What is needed: Quote the records beneath, complete and exact. Leave out images.

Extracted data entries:
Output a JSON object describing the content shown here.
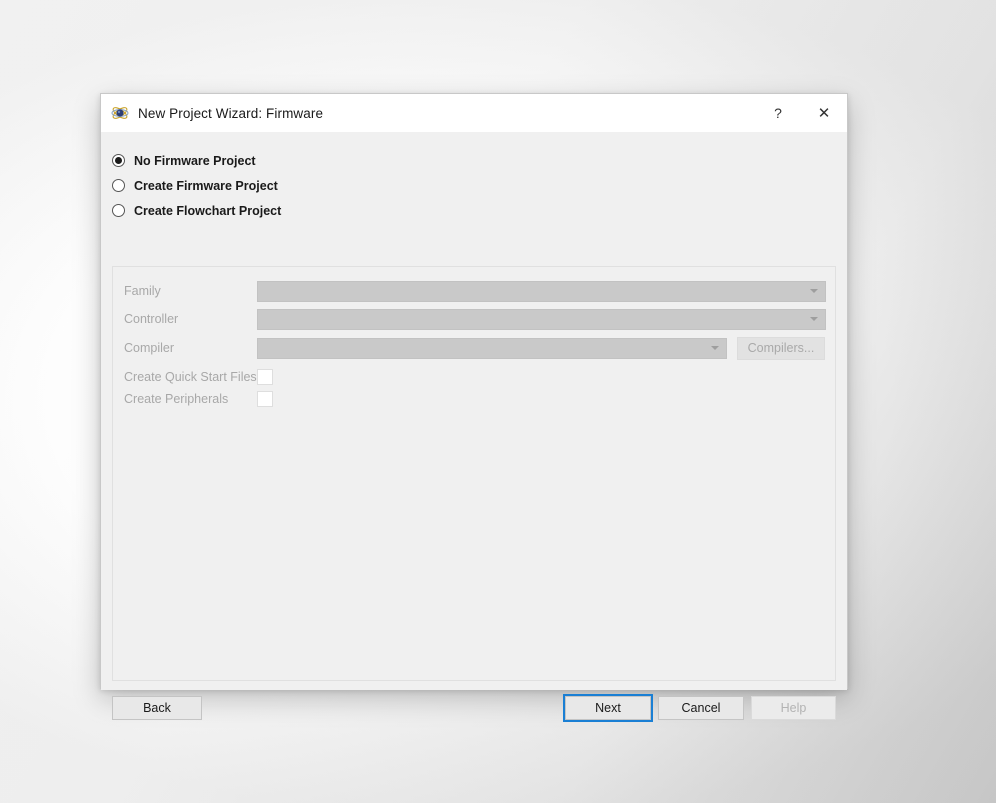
{
  "window": {
    "title": "New Project Wizard: Firmware",
    "icon": "atom-icon",
    "controls": {
      "help": "?",
      "close": "✕"
    }
  },
  "project_type": {
    "selected": "No Firmware Project",
    "options": [
      {
        "label": "No Firmware Project",
        "checked": true
      },
      {
        "label": "Create Firmware Project",
        "checked": false
      },
      {
        "label": "Create Flowchart Project",
        "checked": false
      }
    ]
  },
  "settings": {
    "family": {
      "label": "Family",
      "value": "",
      "enabled": false
    },
    "controller": {
      "label": "Controller",
      "value": "",
      "enabled": false
    },
    "compiler": {
      "label": "Compiler",
      "value": "",
      "enabled": false
    },
    "compilers_button": {
      "label": "Compilers...",
      "enabled": false
    },
    "quick_start": {
      "label": "Create Quick Start Files",
      "checked": false,
      "enabled": false
    },
    "peripherals": {
      "label": "Create Peripherals",
      "checked": false,
      "enabled": false
    }
  },
  "footer": {
    "back": {
      "label": "Back",
      "enabled": true
    },
    "next": {
      "label": "Next",
      "enabled": true,
      "focused": true
    },
    "cancel": {
      "label": "Cancel",
      "enabled": true
    },
    "help": {
      "label": "Help",
      "enabled": false
    }
  },
  "colors": {
    "dialog_bg": "#f0f0f0",
    "titlebar_bg": "#ffffff",
    "combo_disabled": "#c9c9c9",
    "focus_blue": "#1a7fd4",
    "disabled_text": "#a8a8a8",
    "background_accent": "#7ba9bb"
  }
}
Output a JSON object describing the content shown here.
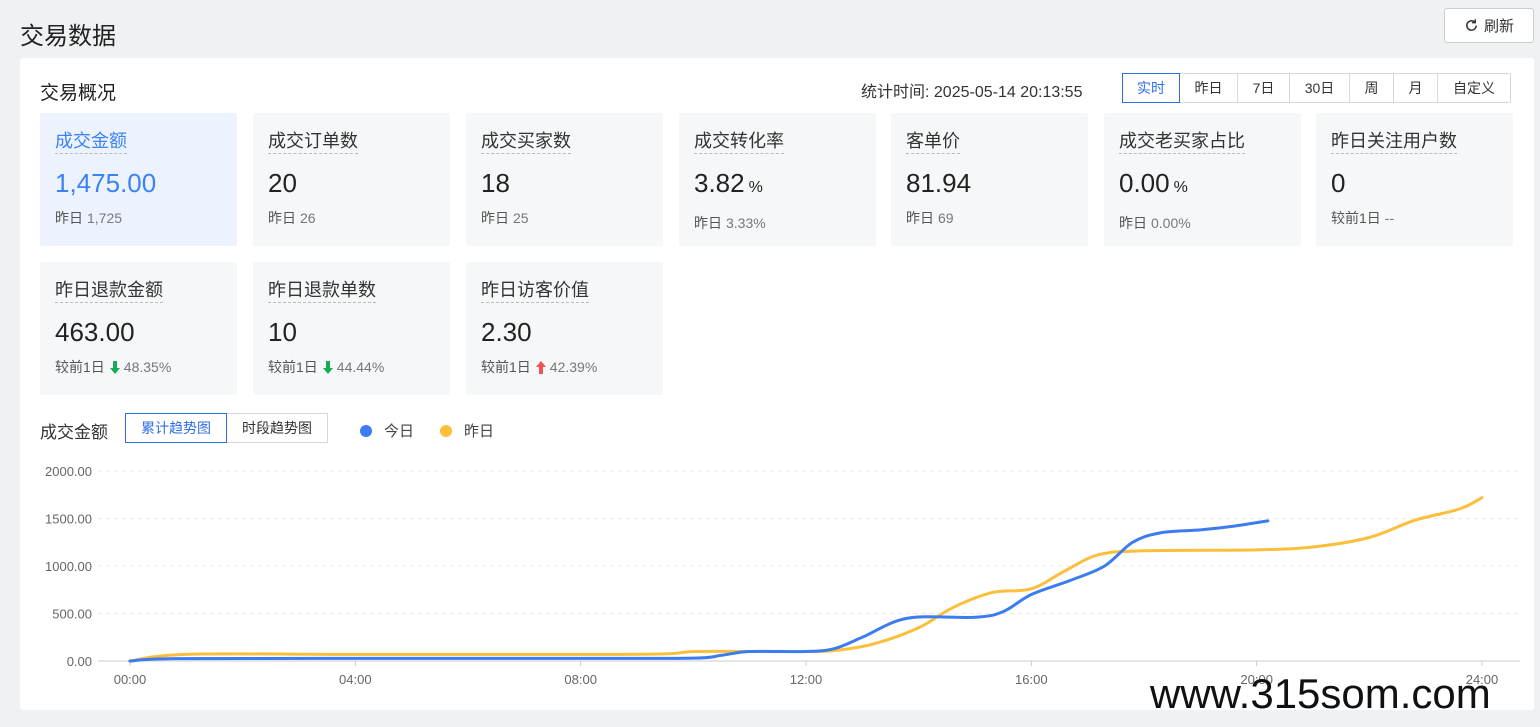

Answer to this problem:
Output a JSON object describing the content shown here.
{
  "window": {
    "title": "New Project Wizard: Firmware",
    "icon": "atom-icon",
    "controls": {
      "help": "?",
      "close": "✕"
    }
  },
  "project_type": {
    "selected": "No Firmware Project",
    "options": [
      {
        "label": "No Firmware Project",
        "checked": true
      },
      {
        "label": "Create Firmware Project",
        "checked": false
      },
      {
        "label": "Create Flowchart Project",
        "checked": false
      }
    ]
  },
  "settings": {
    "family": {
      "label": "Family",
      "value": "",
      "enabled": false
    },
    "controller": {
      "label": "Controller",
      "value": "",
      "enabled": false
    },
    "compiler": {
      "label": "Compiler",
      "value": "",
      "enabled": false
    },
    "compilers_button": {
      "label": "Compilers...",
      "enabled": false
    },
    "quick_start": {
      "label": "Create Quick Start Files",
      "checked": false,
      "enabled": false
    },
    "peripherals": {
      "label": "Create Peripherals",
      "checked": false,
      "enabled": false
    }
  },
  "footer": {
    "back": {
      "label": "Back",
      "enabled": true
    },
    "next": {
      "label": "Next",
      "enabled": true,
      "focused": true
    },
    "cancel": {
      "label": "Cancel",
      "enabled": true
    },
    "help": {
      "label": "Help",
      "enabled": false
    }
  },
  "colors": {
    "dialog_bg": "#f0f0f0",
    "titlebar_bg": "#ffffff",
    "combo_disabled": "#c9c9c9",
    "focus_blue": "#1a7fd4",
    "disabled_text": "#a8a8a8",
    "background_accent": "#7ba9bb"
  }
}
Output a JSON object describing the content shown here.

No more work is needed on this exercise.